# [Supplied data]

_ _ _ _ _

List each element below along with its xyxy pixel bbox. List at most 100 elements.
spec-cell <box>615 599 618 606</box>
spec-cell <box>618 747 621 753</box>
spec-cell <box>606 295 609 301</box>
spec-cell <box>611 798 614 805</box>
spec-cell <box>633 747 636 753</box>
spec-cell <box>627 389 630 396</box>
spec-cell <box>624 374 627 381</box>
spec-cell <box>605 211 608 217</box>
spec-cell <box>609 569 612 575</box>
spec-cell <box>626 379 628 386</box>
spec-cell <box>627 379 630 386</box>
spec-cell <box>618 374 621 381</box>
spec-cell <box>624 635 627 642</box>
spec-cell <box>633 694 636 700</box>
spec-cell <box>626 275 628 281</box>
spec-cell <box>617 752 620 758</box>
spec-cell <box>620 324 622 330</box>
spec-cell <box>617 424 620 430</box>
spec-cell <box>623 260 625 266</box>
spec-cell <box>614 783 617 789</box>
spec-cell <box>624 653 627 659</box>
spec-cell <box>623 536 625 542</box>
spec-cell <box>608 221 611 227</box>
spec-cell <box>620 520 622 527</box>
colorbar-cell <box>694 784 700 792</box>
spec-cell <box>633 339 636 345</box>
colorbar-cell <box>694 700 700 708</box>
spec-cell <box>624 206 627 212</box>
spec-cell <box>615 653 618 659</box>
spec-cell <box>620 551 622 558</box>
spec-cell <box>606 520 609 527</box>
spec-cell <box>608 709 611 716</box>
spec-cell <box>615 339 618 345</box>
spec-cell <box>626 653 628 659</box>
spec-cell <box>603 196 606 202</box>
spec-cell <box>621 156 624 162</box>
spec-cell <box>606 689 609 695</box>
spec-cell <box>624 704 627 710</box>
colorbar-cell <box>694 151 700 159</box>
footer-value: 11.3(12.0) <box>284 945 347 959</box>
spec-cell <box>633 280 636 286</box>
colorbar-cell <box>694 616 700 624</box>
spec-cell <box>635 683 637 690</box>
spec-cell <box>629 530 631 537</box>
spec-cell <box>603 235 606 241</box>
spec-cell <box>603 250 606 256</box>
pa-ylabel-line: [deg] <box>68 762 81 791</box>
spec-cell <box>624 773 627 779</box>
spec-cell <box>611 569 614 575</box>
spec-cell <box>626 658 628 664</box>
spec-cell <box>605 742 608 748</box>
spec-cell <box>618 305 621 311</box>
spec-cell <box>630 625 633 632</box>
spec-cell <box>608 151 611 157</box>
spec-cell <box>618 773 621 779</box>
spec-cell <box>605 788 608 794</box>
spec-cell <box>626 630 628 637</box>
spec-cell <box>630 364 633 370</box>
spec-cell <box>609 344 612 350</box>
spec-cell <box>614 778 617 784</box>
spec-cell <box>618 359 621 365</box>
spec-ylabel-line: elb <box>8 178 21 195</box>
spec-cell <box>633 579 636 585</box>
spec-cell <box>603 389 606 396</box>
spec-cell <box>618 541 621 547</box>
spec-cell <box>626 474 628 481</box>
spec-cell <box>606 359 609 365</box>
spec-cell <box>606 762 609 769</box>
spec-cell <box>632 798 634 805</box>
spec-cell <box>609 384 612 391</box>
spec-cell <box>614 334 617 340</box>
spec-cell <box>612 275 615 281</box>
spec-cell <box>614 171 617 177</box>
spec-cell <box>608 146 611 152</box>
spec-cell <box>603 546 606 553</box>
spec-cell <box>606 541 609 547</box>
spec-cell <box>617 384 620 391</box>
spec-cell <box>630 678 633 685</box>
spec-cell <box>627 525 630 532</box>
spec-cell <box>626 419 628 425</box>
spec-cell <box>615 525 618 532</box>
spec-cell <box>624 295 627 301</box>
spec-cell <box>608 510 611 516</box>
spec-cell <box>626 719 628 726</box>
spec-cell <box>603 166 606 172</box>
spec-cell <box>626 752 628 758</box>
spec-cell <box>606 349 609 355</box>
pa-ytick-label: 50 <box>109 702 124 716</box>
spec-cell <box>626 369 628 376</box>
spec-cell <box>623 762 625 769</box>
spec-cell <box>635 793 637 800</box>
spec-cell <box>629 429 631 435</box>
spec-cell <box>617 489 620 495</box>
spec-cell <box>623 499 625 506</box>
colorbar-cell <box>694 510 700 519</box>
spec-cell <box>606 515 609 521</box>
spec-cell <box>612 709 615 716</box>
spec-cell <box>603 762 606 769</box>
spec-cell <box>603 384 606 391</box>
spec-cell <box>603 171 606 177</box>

_ _ _ _ _

Copy the material again, starting from its first line and ending with the line that contains "spec-cell <box>633 747 636 753</box>".

# [Response to this task]
List each element below along with its xyxy pixel bbox. List at most 100 elements.
spec-cell <box>615 599 618 606</box>
spec-cell <box>618 747 621 753</box>
spec-cell <box>606 295 609 301</box>
spec-cell <box>611 798 614 805</box>
spec-cell <box>633 747 636 753</box>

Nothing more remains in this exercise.